Input records:
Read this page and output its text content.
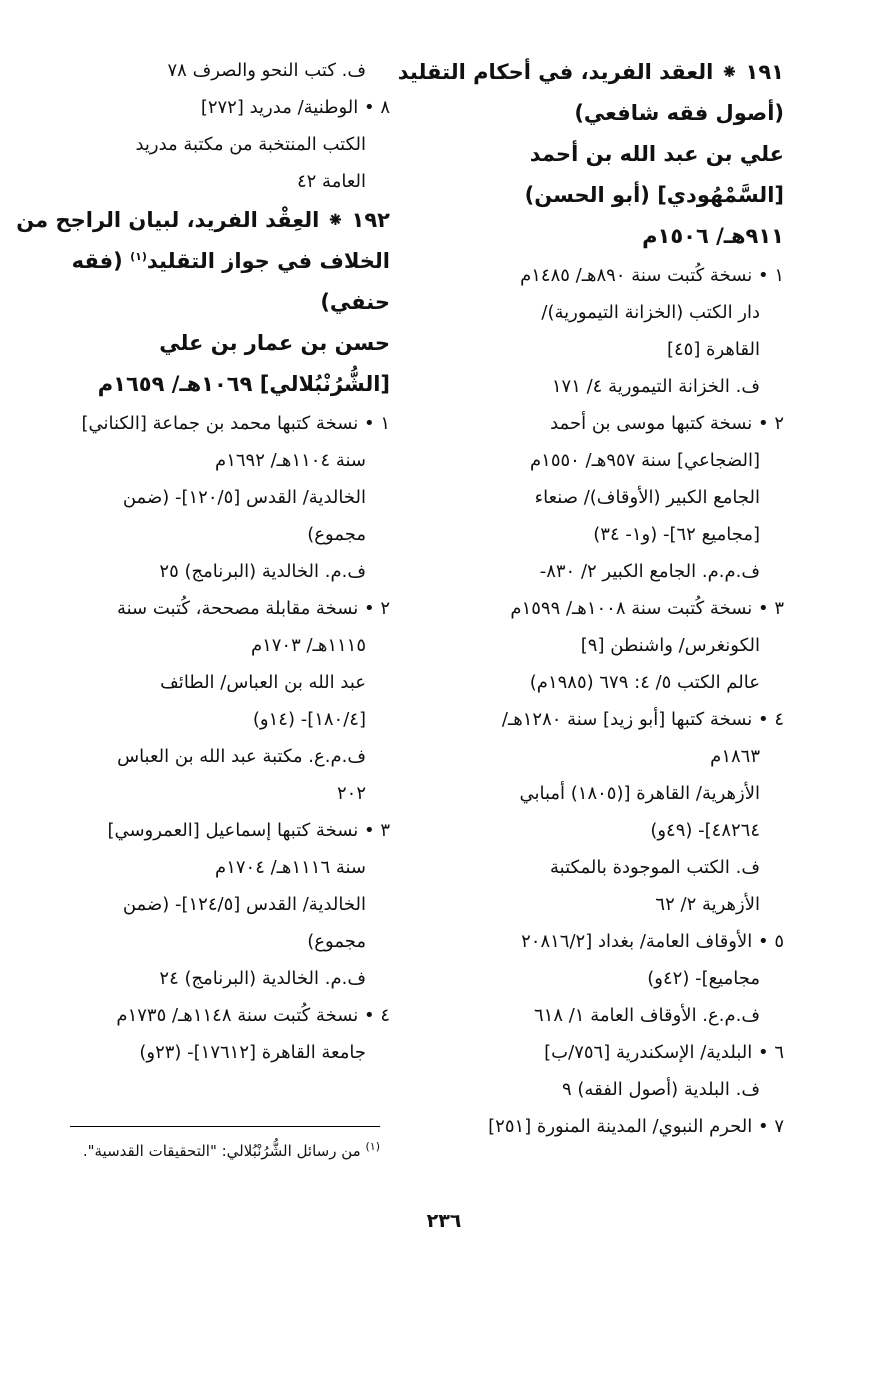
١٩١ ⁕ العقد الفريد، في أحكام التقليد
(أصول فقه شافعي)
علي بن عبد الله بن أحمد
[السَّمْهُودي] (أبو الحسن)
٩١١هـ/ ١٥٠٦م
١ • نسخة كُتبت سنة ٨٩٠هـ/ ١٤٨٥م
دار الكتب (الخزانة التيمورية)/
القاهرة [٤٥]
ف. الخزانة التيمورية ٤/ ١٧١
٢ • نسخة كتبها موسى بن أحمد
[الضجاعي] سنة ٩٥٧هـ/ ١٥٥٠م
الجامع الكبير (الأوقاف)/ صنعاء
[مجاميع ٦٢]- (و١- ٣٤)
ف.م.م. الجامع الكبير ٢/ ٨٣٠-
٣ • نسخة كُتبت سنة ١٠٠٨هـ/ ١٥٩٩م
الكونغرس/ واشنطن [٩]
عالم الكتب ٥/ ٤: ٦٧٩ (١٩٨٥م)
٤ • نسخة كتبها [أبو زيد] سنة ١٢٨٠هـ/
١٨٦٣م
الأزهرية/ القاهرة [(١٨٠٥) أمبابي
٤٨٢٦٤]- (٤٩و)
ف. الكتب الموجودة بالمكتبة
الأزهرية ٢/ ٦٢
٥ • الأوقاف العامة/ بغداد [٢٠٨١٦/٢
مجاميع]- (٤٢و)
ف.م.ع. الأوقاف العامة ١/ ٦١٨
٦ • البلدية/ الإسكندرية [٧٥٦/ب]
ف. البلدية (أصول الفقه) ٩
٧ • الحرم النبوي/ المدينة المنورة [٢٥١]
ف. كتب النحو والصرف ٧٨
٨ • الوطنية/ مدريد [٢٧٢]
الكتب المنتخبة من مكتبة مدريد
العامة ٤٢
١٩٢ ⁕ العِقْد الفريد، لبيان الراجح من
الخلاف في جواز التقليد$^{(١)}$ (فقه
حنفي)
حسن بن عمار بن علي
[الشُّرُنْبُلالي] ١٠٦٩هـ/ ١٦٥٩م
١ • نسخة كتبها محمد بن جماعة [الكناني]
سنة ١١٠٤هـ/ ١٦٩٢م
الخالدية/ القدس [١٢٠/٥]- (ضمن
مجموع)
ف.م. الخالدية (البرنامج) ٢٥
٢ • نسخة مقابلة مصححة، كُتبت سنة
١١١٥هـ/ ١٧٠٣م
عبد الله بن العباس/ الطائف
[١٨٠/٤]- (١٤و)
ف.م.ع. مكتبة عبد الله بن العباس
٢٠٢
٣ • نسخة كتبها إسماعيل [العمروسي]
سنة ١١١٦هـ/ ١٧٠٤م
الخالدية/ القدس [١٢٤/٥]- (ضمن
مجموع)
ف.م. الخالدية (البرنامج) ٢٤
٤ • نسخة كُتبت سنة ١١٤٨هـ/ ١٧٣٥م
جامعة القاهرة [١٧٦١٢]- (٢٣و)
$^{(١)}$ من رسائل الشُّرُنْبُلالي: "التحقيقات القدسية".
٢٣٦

--

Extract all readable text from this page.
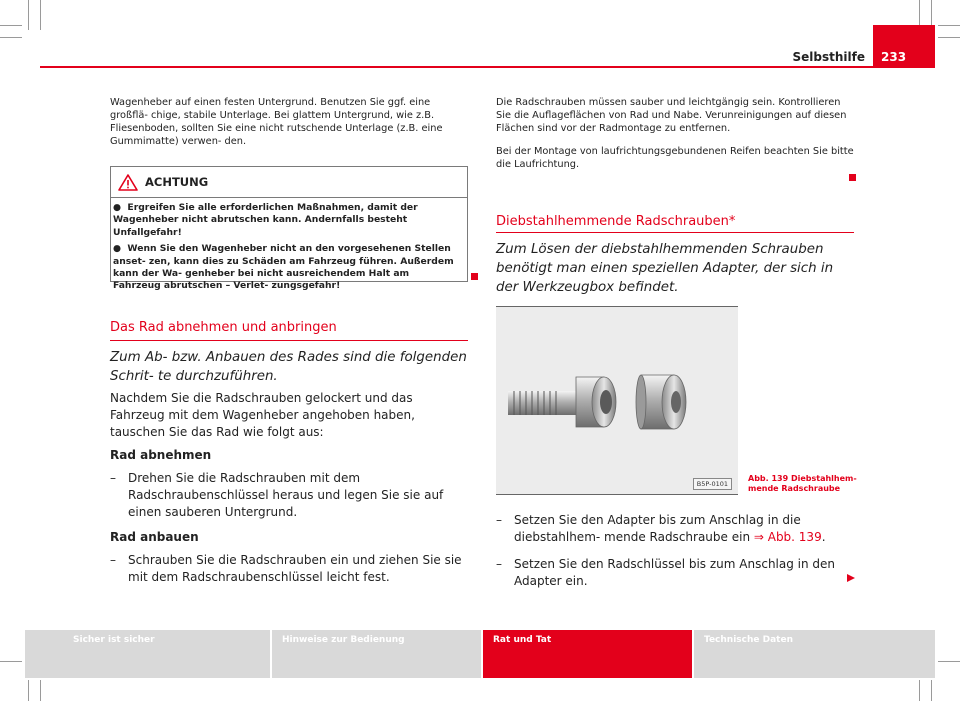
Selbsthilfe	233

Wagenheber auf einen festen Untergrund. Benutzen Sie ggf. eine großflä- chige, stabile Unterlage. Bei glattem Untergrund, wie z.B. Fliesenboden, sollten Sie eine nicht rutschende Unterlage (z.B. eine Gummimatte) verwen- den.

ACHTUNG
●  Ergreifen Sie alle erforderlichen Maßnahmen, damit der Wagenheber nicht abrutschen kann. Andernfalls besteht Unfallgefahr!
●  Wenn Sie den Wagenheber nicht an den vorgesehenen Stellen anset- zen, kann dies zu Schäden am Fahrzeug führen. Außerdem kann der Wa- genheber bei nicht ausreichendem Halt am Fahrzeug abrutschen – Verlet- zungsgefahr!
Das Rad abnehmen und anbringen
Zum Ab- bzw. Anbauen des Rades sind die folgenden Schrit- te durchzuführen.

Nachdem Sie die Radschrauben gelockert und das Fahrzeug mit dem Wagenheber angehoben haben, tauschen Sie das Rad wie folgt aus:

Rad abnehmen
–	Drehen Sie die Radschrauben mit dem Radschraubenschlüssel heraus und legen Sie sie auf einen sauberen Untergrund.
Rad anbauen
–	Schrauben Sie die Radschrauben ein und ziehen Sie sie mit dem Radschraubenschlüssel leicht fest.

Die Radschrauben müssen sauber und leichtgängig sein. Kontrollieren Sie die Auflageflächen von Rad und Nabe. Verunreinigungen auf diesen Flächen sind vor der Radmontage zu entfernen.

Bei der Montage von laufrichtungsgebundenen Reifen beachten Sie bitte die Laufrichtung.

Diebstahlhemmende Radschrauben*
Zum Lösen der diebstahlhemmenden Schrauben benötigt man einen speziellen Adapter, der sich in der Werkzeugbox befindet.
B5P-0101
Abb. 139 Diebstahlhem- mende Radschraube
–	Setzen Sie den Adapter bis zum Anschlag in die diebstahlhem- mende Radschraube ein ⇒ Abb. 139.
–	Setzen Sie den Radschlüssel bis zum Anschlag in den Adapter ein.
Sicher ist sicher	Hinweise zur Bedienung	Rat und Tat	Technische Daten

...

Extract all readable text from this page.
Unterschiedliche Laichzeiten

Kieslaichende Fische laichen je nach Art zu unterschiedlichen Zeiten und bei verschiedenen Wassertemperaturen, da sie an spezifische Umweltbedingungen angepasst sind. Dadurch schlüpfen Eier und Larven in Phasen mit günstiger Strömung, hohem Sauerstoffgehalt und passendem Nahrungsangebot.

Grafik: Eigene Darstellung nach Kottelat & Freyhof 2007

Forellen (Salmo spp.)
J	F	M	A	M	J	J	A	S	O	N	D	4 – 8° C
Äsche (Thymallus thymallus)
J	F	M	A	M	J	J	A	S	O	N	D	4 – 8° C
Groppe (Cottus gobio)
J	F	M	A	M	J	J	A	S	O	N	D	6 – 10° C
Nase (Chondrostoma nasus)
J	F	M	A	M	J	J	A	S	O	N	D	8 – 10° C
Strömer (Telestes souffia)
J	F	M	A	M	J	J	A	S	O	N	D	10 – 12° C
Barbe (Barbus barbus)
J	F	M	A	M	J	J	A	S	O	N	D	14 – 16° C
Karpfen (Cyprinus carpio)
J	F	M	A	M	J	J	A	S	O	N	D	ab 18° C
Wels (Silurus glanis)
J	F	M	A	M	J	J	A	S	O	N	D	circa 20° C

The request:
Go through the records and show every line with the string "التقليد" in it.

Answer in full:
١٩١ ⁕ العقد الفريد، في أحكام التقليد
الخلاف في جواز التقليد$^{(١)}$ (فقه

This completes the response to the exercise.